• **TASK INSTRUCTIONS**: Type out the complete listing below word for word, without its pictures.

[Dataset entries]
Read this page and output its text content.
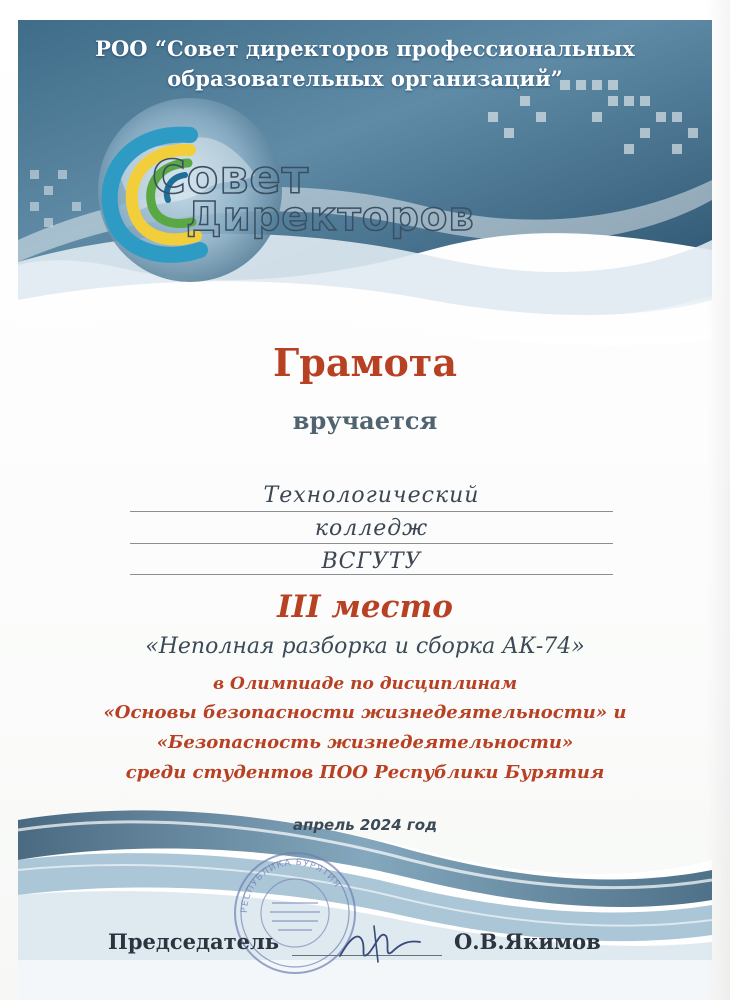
РОО “Совет директоров профессиональных
образовательных организаций”
Совет
Директоров
Грамота
вручается
Технологический
колледж
ВСГУТУ
III место
«Неполная разборка и сборка АК-74»
в Олимпиаде по дисциплинам
«Основы безопасности жизнедеятельности» и
«Безопасность жизнедеятельности»
среди студентов ПОО Республики Бурятия
апрель 2024 год
РЕСПУБЛИКА БУРЯТИЯ
Председатель	О.В.Якимов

• **THE ANSWER**:
Read this page and output its text content.
РОО “Совет директоров профессиональных
образовательных организаций”
Совет
Директоров
Грамота
вручается
Технологический
колледж
ВСГУТУ
III место
«Неполная разборка и сборка АК-74»
в Олимпиаде по дисциплинам
«Основы безопасности жизнедеятельности» и
«Безопасность жизнедеятельности»
среди студентов ПОО Республики Бурятия
апрель 2024 год
РЕСПУБЛИКА БУРЯТИЯ
Председатель	О.В.Якимов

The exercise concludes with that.